*** INFORMATION SUPPLIED ***

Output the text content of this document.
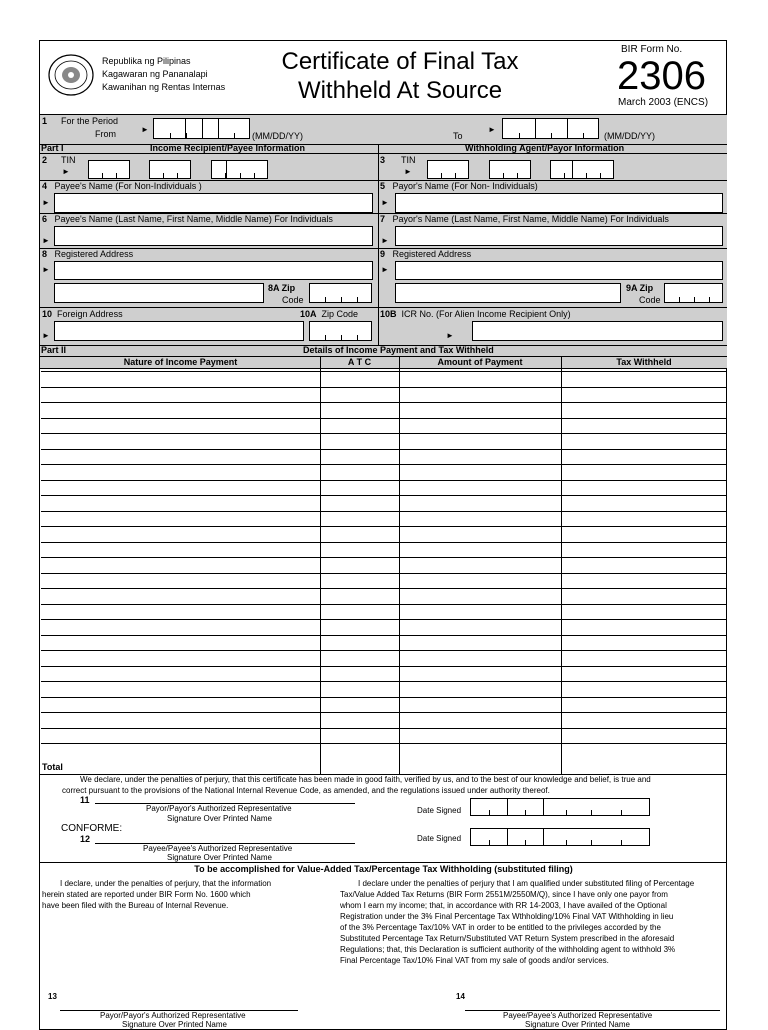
Republika ng Pilipinas
Kagawaran ng Pananalapi
Kawanihan ng Rentas Internas
Certificate of Final Tax
Withheld At Source
BIR Form No.
2306
March 2003 (ENCS)
1 For the Period
From	►
(MM/DD/YY)	To
►
(MM/DD/YY)
Part I	Income Recipient/Payee Information	Withholding Agent/Payor Information
2 TIN
►
3 TIN
►
4 Payee's Name (For Non-Individuals )
►
5 Payor's Name (For Non- Individuals)
►
6 Payee's Name (Last Name, First Name, Middle Name) For Individuals
►
7 Payor's Name (Last Name, First Name, Middle Name) For Individuals
►
8 Registered Address
►
9 Registered Address
►
8A Zip
Code
9A Zip
Code
10 Foreign Address	10A Zip Code 10B ICR No. (For Alien Income Recipient Only)
►	►
Part II	Details of Income Payment and Tax Withheld
Nature of Income Payment	A T C	Amount of Payment	Tax Withheld
Total
We declare, under the penalties of perjury, that this certificate has been made in good faith, verified by us, and to the best of our knowledge and belief, is true and
correct pursuant to the provisions of the National Internal Revenue Code, as amended, and the regulations issued under authority thereof.
11
Payor/Payor's Authorized Representative
Signature Over Printed Name
Date Signed
CONFORME:
12
Payee/Payee's Authorized Representative
Signature Over Printed Name
Date Signed
To be accomplished for Value-Added Tax/Percentage Tax Withholding (substituted filing)
I declare, under the penalties of perjury, that the information
herein stated are reported under BIR Form No. 1600 which
have been filed with the Bureau of Internal Revenue.
I declare under the penalties of perjury that I am qualified under substituted filing of Percentage
Tax/Value Added Tax Returns (BIR Form 2551M/2550M/Q), since I have only one payor from
whom I earn my income; that, in accordance with RR 14-2003, I have availed of the Optional
Registration under the 3% Final Percentage Tax Wthholding/10% Final VAT Withholding in lieu
of the 3% Percentage Tax/10% VAT in order to be entitled to the privileges accorded by the
Substituted Percentage Tax Return/Substituted VAT Return System prescribed in the aforesaid
Regulations; that, this Declaration is sufficient authority of the withholding agent to withhold 3%
Final Percentage Tax/10% Final VAT from my sale of goods and/or services.
13	14
Payor/Payor's Authorized Representative	Payee/Payee's Authorized Representative
Signature Over Printed Name	Signature Over Printed Name
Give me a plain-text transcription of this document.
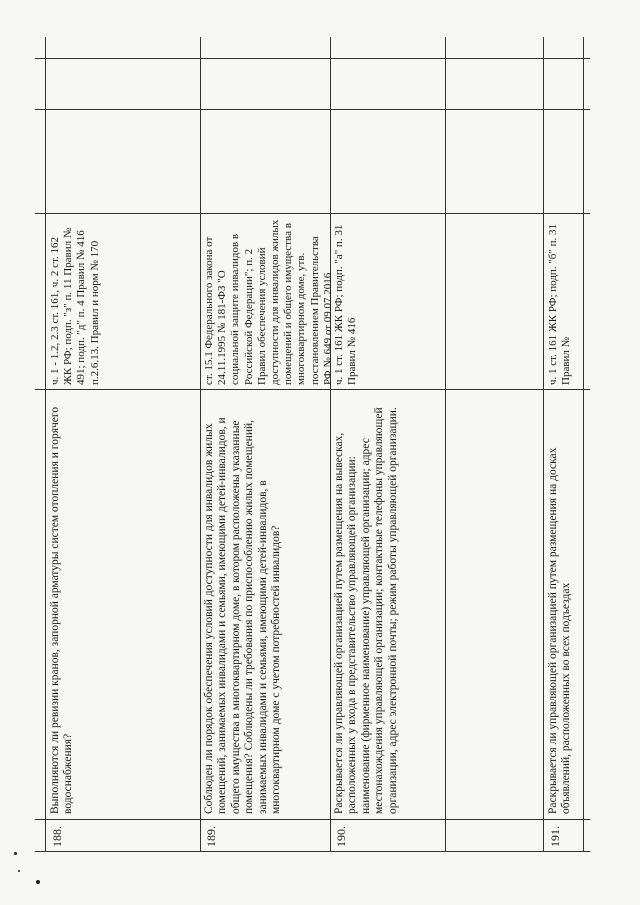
188.
Выполняются ли ревизии кранов, запорной арматуры систем отопления и горячего водоснабжения?
ч. 1 - 1.2, 2.3 ст. 161, ч. 2 ст. 162 ЖК РФ; подп. "з" п. 11 Правил № 491; подп. "д" п. 4 Правил № 416 п.2.6.13. Правил и норм № 170
189.
Соблюден ли порядок обеспечения условий доступности для инвалидов жилых помещений, занимаемых инвалидами и семьями, имеющими детей-инвалидов, и общего имущества в многоквартирном доме, в котором расположены указанные помещения? Соблюдены ли требования по приспособлению жилых помещений, занимаемых инвалидами и семьями, имеющими детей-инвалидов, в многоквартирном доме с учетом потребностей инвалидов?
ст. 15.1 Федерального закона от 24.11.1995 № 181-ФЗ "О социальной защите инвалидов в Российской Федерации"; п. 2 Правил обеспечения условий доступности для инвалидов жилых помещений и общего имущества в многоквартирном доме, утв. постановлением Правительства РФ № 649 от 09.07.2016
190.
Раскрывается ли управляющей организацией путем размещения на вывесках, расположенных у входа в представительство управляющей организации: наименование (фирменное наименование) управляющей организации; адрес местонахождения управляющей организации; контактные телефоны управляющей организации, адрес электронной почты; режим работы управляющей организации.
ч. 1 ст. 161 ЖК РФ; подп. "а" п. 31 Правил № 416
191.
Раскрывается ли управляющей организацией путем размещения на досках объявлений, расположенных во всех подъездах
ч. 1 ст. 161 ЖК РФ; подп. "б" п. 31 Правил №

***

=== CHALLENGE ===
From the data, pick out every line that includes "filing".

=== TASK OUTPUT ===
To be accomplished for Value-Added Tax/Percentage Tax Withholding (substituted filing)
I declare under the penalties of perjury that I am qualified under substituted filing of Percentage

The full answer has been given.